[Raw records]

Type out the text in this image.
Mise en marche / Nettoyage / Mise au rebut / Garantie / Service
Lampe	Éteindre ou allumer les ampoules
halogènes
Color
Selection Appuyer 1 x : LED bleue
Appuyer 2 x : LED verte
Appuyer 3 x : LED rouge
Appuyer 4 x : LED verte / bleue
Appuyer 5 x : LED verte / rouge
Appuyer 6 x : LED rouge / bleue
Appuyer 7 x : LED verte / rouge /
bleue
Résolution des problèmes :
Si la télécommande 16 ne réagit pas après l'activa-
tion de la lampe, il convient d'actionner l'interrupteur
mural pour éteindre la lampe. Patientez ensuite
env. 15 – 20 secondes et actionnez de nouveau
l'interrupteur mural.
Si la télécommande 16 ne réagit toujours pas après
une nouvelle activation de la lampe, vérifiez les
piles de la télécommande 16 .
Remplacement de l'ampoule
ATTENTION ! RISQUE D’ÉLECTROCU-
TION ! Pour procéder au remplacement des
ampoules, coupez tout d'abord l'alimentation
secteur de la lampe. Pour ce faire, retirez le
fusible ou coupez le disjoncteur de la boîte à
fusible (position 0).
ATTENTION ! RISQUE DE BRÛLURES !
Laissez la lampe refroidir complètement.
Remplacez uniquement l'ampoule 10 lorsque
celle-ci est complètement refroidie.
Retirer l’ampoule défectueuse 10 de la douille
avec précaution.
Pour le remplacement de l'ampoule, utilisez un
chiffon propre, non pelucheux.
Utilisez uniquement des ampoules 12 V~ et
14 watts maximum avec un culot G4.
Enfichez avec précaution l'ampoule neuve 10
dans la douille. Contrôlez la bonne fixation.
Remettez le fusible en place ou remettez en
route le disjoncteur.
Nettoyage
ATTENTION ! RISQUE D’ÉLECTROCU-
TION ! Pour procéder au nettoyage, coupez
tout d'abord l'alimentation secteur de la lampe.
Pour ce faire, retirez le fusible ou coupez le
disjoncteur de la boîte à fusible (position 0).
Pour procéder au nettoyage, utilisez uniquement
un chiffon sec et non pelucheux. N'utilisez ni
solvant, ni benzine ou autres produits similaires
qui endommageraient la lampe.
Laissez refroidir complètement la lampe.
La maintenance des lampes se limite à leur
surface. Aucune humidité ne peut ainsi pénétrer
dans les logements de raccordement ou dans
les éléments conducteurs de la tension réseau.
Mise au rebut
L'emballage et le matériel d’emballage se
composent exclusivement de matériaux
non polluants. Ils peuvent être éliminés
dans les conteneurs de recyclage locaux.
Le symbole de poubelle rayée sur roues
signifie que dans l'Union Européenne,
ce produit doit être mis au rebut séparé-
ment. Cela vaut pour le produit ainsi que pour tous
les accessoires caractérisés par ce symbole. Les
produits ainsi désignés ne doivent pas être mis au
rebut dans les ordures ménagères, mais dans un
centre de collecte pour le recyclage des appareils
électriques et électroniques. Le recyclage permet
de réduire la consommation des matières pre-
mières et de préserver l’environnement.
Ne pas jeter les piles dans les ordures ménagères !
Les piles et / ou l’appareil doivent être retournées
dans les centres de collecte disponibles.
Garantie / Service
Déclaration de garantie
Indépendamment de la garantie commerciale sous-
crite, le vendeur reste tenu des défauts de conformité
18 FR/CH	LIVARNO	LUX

> _Task_:
Copy out each line of the data where the string "refroidir" appears.

> _Correct response_:
Laissez la lampe refroidir complètement.
Laissez refroidir complètement la lampe.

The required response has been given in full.